Short exercise = Below are some entries. Copy each line that holds the string "työn".

[Saved entries]
┌────────

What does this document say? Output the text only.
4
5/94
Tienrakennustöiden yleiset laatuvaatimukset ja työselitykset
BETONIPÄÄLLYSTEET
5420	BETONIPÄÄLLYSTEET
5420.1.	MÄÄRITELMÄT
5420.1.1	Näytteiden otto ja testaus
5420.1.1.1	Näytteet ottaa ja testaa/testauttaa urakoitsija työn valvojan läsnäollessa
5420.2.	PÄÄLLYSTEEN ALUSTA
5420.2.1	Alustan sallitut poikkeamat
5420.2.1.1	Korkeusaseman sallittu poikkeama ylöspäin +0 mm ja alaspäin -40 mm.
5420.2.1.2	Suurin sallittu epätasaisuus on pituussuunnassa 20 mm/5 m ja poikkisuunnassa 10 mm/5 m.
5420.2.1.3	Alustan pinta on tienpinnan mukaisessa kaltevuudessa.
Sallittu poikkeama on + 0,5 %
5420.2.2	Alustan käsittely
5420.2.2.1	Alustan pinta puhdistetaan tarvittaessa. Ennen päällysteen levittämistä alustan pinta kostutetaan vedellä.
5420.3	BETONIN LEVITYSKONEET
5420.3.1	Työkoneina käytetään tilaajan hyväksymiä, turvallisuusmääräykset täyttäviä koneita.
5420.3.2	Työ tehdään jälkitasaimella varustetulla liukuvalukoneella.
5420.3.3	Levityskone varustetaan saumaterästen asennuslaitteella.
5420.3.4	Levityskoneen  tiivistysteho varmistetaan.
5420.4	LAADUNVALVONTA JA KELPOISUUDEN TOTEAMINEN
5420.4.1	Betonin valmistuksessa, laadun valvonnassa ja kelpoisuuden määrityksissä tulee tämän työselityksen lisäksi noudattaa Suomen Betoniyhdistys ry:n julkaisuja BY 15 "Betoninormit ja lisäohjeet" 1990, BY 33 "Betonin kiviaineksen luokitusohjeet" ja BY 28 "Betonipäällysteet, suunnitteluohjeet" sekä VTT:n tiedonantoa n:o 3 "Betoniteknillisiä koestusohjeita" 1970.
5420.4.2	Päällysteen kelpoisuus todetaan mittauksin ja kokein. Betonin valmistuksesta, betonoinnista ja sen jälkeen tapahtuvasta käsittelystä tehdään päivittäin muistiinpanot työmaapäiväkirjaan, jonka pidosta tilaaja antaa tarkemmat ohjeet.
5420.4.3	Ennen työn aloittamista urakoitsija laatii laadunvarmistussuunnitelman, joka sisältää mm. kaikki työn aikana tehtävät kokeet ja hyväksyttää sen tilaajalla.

└────────

Solved exercise =
5420.1.1.1	Näytteet ottaa ja testaa/testauttaa urakoitsija työn valvojan läsnäollessa
5420.4.3	Ennen työn aloittamista urakoitsija laatii laadunvarmistussuunnitelman, joka sisältää mm. kaikki työn aikana tehtävät kokeet ja hyväksyttää sen tilaajalla.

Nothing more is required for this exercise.